EXERCISE DETAILS:
Rewrite the rows from the line holding "legend-entry: 3pow 0.113,1.50,9.76,5.34,400.,1.00" through the end of the rows, inclusive, changing "plot-frame" to "chart-frame" wherever it occurs and leaving everything else unchanged. Return only those lines.

(Coordinate annotation rows)
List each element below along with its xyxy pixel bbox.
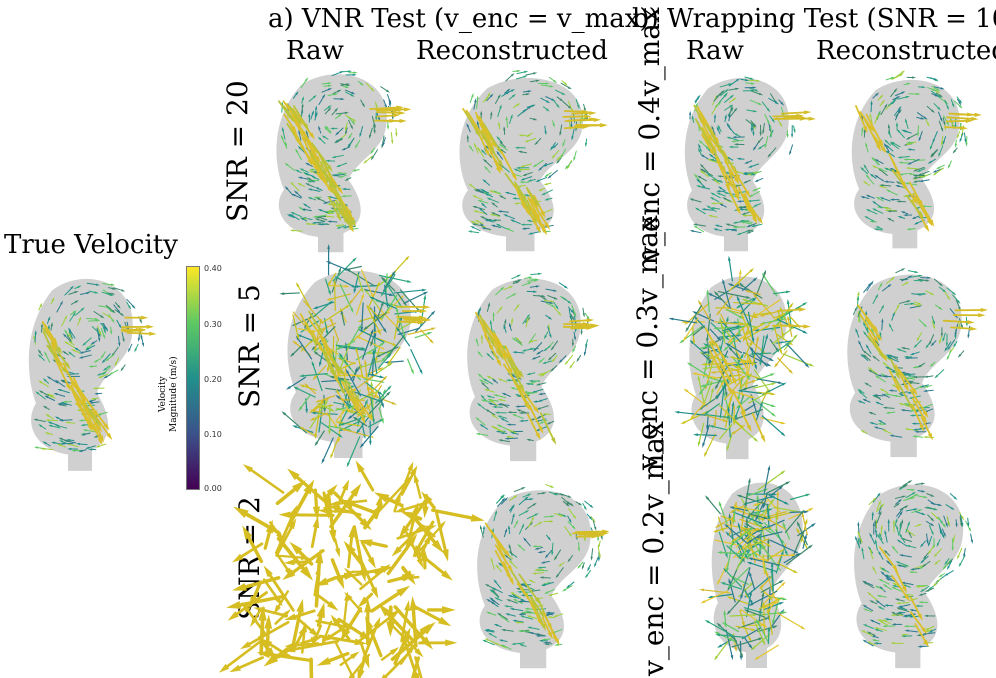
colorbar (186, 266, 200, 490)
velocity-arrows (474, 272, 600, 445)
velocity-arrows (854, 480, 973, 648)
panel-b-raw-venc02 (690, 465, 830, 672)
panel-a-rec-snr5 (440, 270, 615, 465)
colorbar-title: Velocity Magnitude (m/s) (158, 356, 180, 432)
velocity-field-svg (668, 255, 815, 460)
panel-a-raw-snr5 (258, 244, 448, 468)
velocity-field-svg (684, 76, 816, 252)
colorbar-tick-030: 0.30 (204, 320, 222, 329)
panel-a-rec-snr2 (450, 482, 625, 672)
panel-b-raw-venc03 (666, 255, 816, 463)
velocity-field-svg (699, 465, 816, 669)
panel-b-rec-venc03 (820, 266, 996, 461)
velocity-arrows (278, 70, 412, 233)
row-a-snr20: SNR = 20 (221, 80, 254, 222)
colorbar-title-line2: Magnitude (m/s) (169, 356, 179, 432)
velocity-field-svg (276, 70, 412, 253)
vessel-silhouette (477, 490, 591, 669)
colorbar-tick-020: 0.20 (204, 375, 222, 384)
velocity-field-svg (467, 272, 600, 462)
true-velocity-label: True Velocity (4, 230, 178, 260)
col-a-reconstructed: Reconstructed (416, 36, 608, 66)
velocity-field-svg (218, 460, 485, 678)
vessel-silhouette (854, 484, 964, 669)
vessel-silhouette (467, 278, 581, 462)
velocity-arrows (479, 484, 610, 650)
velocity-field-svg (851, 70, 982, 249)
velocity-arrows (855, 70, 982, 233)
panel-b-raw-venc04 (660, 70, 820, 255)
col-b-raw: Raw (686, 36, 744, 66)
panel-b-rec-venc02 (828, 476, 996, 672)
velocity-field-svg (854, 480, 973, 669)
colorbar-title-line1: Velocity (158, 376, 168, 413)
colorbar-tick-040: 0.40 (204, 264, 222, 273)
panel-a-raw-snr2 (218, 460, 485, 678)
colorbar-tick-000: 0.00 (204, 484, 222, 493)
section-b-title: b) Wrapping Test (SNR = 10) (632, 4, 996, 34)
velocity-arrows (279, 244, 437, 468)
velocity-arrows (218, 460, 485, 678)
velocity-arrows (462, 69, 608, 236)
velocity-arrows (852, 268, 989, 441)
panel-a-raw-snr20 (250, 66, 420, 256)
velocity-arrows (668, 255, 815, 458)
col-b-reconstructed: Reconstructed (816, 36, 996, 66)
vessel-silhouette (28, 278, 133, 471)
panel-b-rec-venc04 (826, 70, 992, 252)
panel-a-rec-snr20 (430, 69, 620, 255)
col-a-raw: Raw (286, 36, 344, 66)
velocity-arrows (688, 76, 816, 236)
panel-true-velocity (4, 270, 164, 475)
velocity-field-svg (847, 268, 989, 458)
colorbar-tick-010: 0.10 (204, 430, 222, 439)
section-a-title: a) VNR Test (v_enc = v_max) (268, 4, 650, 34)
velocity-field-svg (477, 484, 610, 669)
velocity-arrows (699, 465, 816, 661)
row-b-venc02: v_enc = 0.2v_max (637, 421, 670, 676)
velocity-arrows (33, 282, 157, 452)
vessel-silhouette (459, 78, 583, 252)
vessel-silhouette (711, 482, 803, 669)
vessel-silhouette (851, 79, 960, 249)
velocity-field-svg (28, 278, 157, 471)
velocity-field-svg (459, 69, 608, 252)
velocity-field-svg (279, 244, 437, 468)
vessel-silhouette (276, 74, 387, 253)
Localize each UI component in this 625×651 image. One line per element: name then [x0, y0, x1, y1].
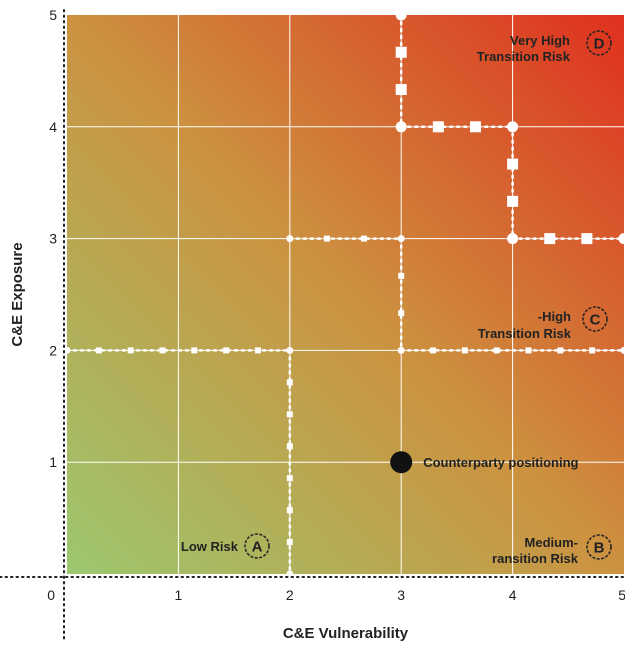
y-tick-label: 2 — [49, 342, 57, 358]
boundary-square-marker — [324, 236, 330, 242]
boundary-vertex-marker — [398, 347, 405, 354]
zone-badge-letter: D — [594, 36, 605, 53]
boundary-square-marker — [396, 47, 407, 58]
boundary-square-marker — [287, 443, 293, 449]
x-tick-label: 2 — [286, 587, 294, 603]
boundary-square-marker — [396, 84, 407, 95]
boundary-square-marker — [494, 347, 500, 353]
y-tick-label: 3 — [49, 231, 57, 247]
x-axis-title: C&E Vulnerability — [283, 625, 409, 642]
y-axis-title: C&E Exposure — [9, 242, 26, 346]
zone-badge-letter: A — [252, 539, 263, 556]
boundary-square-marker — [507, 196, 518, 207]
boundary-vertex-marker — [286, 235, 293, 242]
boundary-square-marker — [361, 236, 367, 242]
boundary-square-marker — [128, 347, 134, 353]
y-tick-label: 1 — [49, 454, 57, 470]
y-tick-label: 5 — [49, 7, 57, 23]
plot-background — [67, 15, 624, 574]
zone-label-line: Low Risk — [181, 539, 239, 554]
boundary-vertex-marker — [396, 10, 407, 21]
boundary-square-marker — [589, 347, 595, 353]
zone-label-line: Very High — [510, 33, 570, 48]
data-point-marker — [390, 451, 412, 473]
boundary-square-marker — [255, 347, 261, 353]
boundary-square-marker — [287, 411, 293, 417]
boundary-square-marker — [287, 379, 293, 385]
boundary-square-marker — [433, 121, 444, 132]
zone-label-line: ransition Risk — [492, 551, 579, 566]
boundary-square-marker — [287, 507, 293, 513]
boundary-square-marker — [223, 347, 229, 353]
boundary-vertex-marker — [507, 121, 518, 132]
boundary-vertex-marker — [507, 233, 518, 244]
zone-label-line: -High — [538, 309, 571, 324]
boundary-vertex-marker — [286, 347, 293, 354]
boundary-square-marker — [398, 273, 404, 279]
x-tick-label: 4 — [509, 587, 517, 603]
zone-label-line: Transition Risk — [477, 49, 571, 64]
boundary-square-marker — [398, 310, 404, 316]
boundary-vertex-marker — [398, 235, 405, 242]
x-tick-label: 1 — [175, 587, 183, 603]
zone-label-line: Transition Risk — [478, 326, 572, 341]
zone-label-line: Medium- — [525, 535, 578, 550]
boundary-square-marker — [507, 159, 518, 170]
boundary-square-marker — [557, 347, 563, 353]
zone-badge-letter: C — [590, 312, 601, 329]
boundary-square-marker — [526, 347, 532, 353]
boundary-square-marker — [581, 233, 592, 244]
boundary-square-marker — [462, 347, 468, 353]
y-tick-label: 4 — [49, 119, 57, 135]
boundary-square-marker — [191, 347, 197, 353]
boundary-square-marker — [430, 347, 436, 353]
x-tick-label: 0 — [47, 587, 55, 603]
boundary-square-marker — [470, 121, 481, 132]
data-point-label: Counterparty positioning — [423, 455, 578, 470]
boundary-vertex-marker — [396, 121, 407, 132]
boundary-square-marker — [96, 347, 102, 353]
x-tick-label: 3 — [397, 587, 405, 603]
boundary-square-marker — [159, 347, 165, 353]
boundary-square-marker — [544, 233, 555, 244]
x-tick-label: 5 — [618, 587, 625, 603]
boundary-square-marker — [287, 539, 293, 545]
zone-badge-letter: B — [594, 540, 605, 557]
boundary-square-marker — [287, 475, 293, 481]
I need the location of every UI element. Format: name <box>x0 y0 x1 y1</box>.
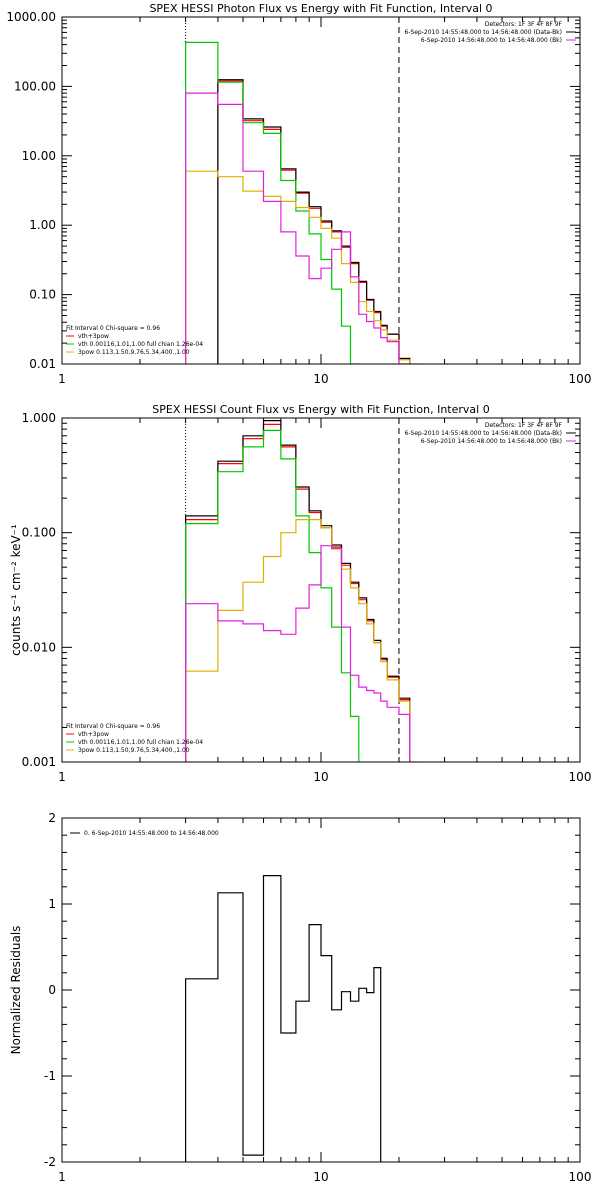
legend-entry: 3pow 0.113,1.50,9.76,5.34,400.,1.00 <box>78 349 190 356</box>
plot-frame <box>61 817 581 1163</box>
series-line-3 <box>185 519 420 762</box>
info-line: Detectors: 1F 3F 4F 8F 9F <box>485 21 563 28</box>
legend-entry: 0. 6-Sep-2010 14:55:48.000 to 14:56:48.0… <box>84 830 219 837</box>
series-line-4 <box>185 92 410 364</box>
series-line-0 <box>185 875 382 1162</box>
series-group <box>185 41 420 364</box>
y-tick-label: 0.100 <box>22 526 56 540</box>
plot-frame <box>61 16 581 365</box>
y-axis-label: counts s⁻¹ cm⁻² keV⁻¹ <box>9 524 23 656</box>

SOLUTION TO THIS PROBLEM:
legend-entry: 3pow 0.113,1.50,9.76,5.34,400.,1.00 <box>78 349 190 356</box>
chart-frame <box>61 817 581 1163</box>
series-line-3 <box>185 519 420 762</box>
info-line: Detectors: 1F 3F 4F 8F 9F <box>485 21 563 28</box>
legend-entry: 0. 6-Sep-2010 14:55:48.000 to 14:56:48.0… <box>84 830 219 837</box>
series-line-4 <box>185 92 410 364</box>
series-line-0 <box>185 875 382 1162</box>
series-group <box>185 41 420 364</box>
y-tick-label: 0.100 <box>22 526 56 540</box>
chart-frame <box>61 16 581 365</box>
y-axis-label: counts s⁻¹ cm⁻² keV⁻¹ <box>9 524 23 656</box>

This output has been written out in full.